▶ _Task description_:
The data must be written out once more, precisely as given.

** START **

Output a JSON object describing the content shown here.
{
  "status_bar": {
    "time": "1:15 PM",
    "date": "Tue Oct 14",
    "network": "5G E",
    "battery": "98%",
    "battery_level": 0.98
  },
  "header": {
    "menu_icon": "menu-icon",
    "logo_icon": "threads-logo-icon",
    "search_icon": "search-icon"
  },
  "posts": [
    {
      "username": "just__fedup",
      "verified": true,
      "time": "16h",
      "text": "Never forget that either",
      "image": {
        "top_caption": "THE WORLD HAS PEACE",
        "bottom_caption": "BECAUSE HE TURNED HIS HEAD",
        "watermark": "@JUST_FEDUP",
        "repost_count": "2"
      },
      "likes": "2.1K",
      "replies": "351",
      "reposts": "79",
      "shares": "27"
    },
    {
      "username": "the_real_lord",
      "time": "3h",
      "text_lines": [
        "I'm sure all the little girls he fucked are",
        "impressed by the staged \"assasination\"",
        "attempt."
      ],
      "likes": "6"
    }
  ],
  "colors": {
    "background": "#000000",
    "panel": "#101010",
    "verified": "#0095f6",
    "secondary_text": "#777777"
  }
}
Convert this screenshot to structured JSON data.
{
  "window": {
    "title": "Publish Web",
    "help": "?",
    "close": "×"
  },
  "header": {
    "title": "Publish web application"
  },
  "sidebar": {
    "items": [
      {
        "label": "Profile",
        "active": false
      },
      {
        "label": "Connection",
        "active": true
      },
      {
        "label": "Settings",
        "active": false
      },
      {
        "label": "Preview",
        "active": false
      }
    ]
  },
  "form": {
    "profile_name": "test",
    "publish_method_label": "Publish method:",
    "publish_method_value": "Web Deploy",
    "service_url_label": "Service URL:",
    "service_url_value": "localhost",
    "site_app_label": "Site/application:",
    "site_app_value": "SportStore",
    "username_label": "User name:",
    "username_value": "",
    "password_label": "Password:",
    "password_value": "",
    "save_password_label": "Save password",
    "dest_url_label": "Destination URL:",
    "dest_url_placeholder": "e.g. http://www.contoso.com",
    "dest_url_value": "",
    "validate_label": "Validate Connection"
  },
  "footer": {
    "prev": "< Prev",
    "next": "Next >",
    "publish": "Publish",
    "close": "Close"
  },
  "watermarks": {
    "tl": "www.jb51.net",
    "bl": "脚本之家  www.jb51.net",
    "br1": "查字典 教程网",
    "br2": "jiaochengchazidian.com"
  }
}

** END **

▶ _Solution for this problem_:
Output a JSON object describing the content shown here.
{
  "status_bar": {
    "time": "1:15 PM",
    "date": "Tue Oct 14",
    "network": "5G E",
    "battery": "98%",
    "battery_level": 0.98
  },
  "header": {
    "menu_icon": "menu-icon",
    "logo_icon": "threads-logo-icon",
    "search_icon": "search-icon"
  },
  "posts": [
    {
      "username": "just__fedup",
      "verified": true,
      "time": "16h",
      "text": "Never forget that either",
      "image": {
        "top_caption": "THE WORLD HAS PEACE",
        "bottom_caption": "BECAUSE HE TURNED HIS HEAD",
        "watermark": "@JUST_FEDUP",
        "repost_count": "2"
      },
      "likes": "2.1K",
      "replies": "351",
      "reposts": "79",
      "shares": "27"
    },
    {
      "username": "the_real_lord",
      "time": "3h",
      "text_lines": [
        "I'm sure all the little girls he fucked are",
        "impressed by the staged \"assasination\"",
        "attempt."
      ],
      "likes": "6"
    }
  ],
  "colors": {
    "background": "#000000",
    "panel": "#101010",
    "verified": "#0095f6",
    "secondary_text": "#777777"
  }
}
Convert this screenshot to structured JSON data.
{
  "window": {
    "title": "Publish Web",
    "help": "?",
    "close": "×"
  },
  "header": {
    "title": "Publish web application"
  },
  "sidebar": {
    "items": [
      {
        "label": "Profile",
        "active": false
      },
      {
        "label": "Connection",
        "active": true
      },
      {
        "label": "Settings",
        "active": false
      },
      {
        "label": "Preview",
        "active": false
      }
    ]
  },
  "form": {
    "profile_name": "test",
    "publish_method_label": "Publish method:",
    "publish_method_value": "Web Deploy",
    "service_url_label": "Service URL:",
    "service_url_value": "localhost",
    "site_app_label": "Site/application:",
    "site_app_value": "SportStore",
    "username_label": "User name:",
    "username_value": "",
    "password_label": "Password:",
    "password_value": "",
    "save_password_label": "Save password",
    "dest_url_label": "Destination URL:",
    "dest_url_placeholder": "e.g. http://www.contoso.com",
    "dest_url_value": "",
    "validate_label": "Validate Connection"
  },
  "footer": {
    "prev": "< Prev",
    "next": "Next >",
    "publish": "Publish",
    "close": "Close"
  },
  "watermarks": {
    "tl": "www.jb51.net",
    "bl": "脚本之家  www.jb51.net",
    "br1": "查字典 教程网",
    "br2": "jiaochengchazidian.com"
  }
}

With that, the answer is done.